What to produce: Look through the listing below and give the number of lines that hold "Answer". Say nothing more.

━━━━━━━━━━

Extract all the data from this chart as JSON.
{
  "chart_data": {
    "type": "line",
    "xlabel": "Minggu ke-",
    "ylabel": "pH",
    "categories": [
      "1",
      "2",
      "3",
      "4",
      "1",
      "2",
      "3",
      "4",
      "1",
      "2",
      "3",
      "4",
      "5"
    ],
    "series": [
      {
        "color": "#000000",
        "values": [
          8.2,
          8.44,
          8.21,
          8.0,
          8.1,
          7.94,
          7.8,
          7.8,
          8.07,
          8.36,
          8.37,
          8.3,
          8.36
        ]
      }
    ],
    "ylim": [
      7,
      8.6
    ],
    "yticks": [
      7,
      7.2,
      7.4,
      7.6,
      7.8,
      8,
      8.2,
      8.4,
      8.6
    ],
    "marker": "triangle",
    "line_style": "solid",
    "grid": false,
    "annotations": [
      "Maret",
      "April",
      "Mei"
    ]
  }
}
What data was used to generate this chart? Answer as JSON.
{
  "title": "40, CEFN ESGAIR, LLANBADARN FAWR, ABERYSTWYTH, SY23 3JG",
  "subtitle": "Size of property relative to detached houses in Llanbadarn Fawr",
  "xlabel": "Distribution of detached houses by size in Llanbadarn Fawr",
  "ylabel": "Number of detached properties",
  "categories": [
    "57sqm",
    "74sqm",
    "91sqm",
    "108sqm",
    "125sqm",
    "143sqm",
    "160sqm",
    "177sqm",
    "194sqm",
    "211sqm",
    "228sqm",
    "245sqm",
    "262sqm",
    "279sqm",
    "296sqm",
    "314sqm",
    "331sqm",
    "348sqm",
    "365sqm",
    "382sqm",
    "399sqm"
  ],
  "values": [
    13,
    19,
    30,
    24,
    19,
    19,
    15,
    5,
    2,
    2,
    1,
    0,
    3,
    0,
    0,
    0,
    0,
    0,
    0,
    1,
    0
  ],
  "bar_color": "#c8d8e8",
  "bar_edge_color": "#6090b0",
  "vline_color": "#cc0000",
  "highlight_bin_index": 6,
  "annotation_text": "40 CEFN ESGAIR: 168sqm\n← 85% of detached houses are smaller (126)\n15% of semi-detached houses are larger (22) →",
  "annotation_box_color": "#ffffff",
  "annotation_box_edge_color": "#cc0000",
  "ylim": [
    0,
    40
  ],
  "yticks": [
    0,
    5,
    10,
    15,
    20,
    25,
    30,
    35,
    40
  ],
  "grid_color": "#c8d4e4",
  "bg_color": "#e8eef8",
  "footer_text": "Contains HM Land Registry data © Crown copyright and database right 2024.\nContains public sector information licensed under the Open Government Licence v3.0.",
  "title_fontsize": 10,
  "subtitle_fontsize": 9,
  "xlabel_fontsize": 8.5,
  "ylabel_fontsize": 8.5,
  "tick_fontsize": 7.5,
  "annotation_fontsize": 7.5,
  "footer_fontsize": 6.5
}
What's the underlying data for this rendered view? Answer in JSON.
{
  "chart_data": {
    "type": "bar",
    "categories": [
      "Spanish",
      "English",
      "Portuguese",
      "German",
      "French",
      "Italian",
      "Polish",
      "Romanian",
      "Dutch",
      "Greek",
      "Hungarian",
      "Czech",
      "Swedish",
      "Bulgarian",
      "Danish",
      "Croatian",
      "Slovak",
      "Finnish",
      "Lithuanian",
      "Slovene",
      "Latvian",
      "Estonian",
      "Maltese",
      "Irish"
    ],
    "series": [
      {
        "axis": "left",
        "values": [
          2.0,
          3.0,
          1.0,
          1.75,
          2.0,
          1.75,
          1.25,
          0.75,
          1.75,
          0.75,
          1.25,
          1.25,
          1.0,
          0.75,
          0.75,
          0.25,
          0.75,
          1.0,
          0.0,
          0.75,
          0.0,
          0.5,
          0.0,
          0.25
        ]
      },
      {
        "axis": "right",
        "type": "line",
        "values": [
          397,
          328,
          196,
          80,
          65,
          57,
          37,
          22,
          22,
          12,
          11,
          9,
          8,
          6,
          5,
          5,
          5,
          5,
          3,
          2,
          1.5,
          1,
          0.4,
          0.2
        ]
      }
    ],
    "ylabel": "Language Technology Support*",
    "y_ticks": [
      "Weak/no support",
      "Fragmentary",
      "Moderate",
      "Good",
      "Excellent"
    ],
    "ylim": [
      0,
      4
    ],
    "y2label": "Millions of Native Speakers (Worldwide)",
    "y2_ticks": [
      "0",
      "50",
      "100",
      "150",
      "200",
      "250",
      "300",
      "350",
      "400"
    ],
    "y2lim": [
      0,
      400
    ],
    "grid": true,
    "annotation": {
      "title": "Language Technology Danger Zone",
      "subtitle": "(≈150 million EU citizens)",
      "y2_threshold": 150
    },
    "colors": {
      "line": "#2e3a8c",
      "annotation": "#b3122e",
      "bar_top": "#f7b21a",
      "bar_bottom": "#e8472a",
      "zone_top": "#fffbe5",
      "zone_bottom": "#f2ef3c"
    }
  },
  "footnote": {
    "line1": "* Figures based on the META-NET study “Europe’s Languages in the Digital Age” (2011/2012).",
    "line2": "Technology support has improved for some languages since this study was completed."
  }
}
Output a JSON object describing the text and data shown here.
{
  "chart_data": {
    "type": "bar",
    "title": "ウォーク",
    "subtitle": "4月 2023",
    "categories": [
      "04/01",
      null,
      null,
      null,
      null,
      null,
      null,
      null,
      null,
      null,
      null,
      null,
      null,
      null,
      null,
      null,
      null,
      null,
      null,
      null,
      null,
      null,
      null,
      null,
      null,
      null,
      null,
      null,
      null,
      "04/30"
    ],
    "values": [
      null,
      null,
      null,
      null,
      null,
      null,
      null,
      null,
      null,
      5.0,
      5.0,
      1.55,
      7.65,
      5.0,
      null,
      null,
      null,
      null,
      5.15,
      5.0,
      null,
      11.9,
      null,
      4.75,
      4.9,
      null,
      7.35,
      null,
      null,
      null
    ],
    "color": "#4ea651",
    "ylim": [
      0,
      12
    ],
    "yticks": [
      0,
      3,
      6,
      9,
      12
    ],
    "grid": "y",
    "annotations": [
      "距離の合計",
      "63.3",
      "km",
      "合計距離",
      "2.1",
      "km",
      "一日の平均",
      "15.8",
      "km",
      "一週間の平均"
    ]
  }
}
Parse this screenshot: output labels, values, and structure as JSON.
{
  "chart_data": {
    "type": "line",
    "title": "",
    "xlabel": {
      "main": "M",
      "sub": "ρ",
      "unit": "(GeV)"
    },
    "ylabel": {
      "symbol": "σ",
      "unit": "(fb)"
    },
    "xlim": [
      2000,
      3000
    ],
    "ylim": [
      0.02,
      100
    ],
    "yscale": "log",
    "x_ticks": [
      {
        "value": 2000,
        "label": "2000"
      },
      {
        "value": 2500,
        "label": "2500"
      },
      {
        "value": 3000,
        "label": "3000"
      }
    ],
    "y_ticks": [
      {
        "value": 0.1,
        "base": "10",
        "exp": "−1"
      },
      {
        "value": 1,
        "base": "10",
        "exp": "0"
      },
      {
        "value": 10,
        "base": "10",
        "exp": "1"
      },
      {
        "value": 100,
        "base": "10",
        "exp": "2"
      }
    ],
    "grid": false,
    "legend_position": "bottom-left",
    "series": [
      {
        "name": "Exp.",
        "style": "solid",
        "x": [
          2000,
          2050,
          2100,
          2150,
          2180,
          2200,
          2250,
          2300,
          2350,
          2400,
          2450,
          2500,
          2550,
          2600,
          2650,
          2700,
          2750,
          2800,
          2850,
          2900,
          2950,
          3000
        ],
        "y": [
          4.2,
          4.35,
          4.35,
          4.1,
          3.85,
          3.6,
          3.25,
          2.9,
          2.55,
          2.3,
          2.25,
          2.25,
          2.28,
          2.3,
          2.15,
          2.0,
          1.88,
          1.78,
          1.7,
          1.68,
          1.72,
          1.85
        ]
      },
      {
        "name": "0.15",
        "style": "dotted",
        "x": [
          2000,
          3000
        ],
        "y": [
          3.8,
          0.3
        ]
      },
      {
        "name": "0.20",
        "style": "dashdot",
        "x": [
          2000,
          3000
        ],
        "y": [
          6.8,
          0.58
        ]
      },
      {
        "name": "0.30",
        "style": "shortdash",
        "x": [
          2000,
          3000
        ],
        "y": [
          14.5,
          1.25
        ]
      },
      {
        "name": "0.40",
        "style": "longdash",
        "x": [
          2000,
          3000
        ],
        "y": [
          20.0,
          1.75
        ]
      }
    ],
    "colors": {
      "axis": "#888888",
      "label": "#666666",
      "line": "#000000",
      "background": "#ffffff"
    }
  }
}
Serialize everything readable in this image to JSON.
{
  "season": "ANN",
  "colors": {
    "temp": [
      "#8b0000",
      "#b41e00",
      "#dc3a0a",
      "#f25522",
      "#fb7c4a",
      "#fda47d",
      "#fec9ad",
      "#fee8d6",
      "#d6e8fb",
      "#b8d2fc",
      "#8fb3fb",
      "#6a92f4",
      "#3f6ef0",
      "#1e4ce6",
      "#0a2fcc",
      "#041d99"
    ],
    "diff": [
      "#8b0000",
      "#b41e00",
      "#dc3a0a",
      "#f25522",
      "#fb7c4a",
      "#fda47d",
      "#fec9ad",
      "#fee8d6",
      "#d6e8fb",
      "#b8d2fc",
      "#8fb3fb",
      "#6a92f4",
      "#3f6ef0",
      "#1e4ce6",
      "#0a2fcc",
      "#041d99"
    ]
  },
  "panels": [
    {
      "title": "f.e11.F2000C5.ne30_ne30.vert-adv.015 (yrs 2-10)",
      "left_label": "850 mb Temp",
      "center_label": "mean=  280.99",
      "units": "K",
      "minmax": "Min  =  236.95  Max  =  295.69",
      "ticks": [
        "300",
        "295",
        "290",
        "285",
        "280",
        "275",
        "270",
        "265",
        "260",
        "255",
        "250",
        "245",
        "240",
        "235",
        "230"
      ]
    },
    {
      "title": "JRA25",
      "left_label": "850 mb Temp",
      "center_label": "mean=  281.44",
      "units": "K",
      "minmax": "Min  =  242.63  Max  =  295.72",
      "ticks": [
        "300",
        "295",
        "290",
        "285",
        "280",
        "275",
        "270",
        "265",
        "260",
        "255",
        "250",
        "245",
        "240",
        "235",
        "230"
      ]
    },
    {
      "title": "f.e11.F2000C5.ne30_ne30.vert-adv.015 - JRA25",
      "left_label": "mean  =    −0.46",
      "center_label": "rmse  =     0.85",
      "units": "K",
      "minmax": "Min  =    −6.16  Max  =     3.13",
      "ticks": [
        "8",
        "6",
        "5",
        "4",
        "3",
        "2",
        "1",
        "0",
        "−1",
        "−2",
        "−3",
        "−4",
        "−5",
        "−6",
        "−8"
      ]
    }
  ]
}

━━━━━━━━━━

Solution: 2